— Begin ITEMS —
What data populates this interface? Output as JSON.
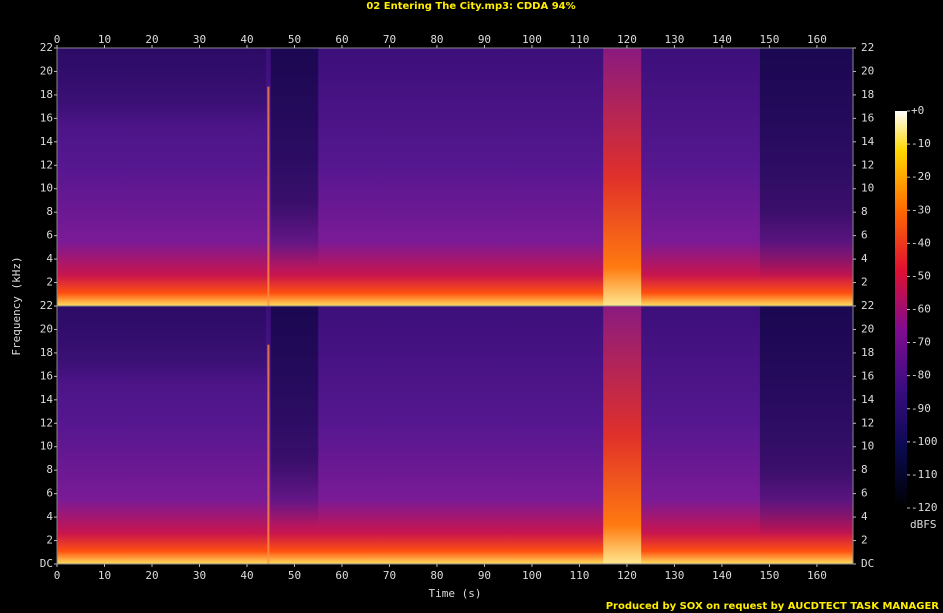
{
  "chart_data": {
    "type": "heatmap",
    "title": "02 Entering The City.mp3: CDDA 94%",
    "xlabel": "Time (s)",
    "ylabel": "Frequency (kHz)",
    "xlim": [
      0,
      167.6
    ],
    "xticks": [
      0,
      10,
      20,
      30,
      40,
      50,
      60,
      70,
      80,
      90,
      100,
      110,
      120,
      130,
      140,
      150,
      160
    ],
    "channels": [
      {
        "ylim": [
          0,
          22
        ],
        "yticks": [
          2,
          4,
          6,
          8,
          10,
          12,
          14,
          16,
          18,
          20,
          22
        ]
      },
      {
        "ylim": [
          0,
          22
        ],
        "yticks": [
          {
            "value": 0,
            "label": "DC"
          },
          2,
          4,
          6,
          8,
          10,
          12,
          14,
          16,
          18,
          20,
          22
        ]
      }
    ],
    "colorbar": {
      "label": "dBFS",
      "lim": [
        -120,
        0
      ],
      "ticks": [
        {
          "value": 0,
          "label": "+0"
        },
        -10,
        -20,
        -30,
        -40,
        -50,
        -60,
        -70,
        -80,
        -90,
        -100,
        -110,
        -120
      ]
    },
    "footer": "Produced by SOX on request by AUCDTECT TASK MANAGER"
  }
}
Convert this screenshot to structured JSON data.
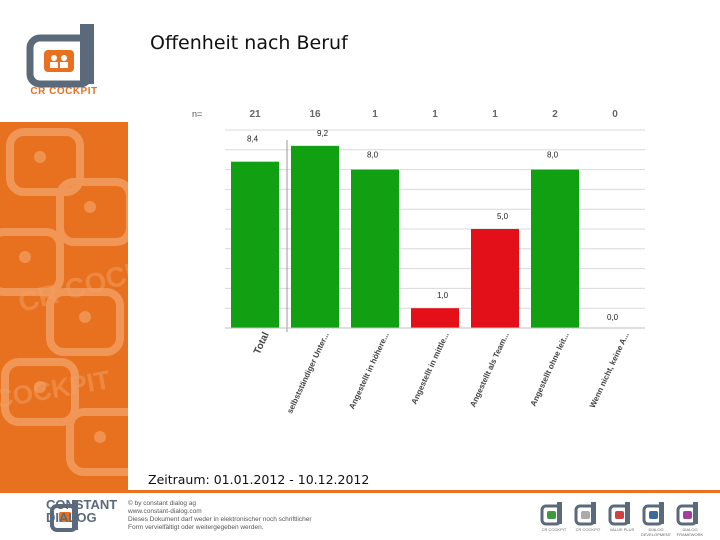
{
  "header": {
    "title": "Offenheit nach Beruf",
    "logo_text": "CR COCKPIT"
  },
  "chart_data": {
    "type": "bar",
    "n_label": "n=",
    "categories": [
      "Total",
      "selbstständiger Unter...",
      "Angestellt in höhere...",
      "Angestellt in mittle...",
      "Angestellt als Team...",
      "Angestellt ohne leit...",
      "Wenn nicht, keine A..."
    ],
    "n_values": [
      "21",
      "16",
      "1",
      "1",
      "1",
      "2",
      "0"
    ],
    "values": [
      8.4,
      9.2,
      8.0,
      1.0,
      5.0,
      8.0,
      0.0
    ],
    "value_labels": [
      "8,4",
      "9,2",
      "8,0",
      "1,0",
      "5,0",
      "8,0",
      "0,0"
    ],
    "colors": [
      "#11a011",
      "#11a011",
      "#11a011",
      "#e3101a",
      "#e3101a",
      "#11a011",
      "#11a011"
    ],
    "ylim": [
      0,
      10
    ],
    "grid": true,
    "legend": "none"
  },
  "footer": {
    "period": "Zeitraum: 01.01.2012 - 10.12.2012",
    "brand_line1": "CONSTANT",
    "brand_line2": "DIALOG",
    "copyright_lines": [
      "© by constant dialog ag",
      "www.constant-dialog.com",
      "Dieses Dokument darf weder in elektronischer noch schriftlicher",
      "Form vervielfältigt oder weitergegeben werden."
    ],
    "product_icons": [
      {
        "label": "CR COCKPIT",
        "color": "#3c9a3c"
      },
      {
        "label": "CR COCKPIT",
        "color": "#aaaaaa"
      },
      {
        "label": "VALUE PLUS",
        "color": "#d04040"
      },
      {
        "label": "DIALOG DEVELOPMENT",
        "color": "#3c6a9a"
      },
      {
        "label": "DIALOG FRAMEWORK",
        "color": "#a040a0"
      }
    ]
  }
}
— End ITEMS —
— Begin ITEMS —
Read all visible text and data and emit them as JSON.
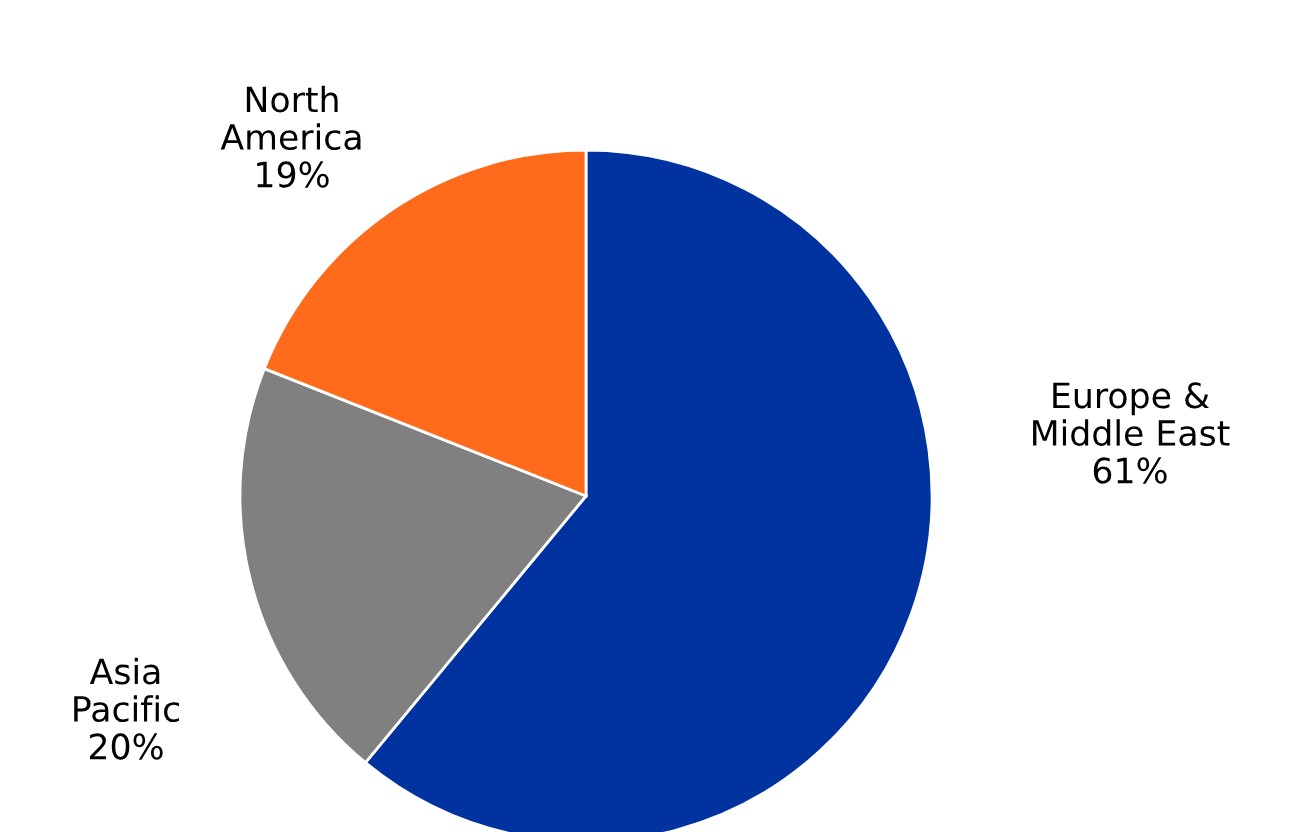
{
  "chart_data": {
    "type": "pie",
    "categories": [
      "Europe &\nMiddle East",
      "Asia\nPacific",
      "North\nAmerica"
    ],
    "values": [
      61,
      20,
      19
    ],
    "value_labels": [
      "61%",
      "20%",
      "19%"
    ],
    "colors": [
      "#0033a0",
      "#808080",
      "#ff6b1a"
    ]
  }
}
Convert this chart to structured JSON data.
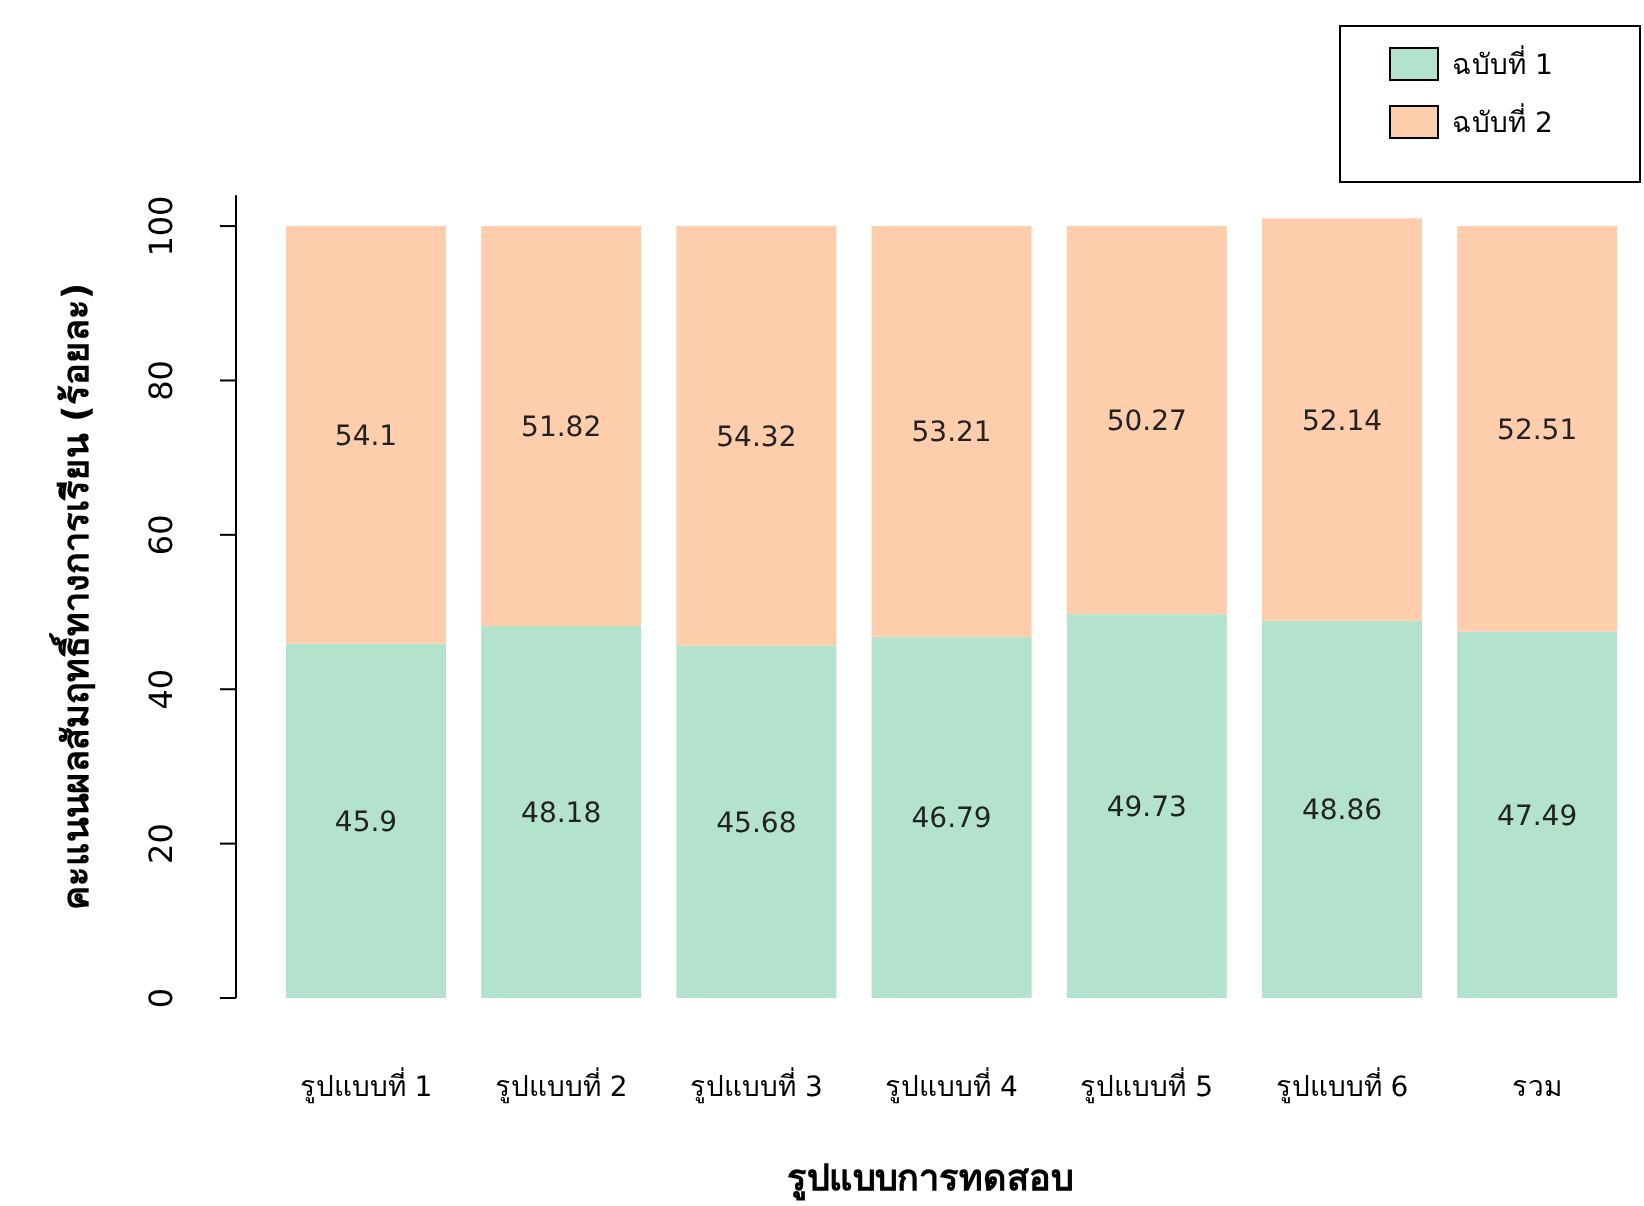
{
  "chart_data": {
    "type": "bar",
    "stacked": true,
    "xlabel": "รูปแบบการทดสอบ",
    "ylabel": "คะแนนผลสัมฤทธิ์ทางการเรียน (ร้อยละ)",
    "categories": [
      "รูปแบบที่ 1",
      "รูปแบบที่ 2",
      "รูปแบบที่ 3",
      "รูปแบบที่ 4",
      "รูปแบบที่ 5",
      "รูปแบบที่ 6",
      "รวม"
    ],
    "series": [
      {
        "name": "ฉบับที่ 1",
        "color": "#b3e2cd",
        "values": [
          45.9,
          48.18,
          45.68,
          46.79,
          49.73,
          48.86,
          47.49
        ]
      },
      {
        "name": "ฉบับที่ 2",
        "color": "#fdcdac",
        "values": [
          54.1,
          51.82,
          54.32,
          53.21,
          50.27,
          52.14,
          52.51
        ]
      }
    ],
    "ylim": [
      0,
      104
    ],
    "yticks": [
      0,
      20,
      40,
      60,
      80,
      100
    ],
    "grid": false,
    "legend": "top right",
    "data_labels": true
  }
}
— End ITEMS —
— Begin ITEMS —
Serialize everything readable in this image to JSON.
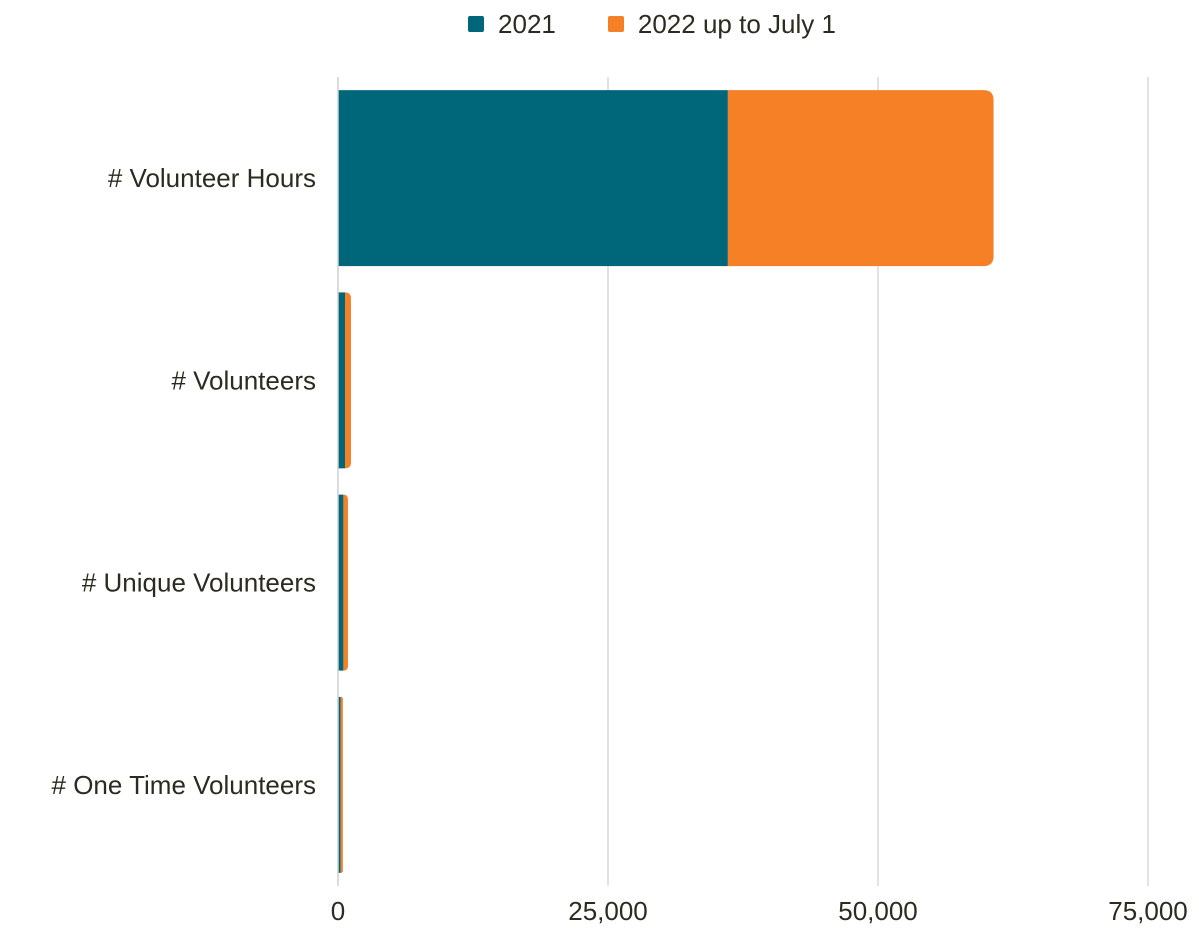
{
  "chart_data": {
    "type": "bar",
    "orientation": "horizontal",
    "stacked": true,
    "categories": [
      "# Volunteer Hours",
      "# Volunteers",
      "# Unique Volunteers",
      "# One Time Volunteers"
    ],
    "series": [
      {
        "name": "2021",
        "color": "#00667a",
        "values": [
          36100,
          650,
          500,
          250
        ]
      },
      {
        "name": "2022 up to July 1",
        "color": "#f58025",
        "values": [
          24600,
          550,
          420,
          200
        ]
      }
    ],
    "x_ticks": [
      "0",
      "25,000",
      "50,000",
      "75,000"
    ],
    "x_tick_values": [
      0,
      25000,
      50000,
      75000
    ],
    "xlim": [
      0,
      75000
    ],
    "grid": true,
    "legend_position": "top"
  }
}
— End ITEMS —
[PROBLEM]
Gather each line from the listing above that holds "Convert".

[FINAL RESULT]
Convert this screenshot to structured JSON data.
Convert this chart to structured JSON data.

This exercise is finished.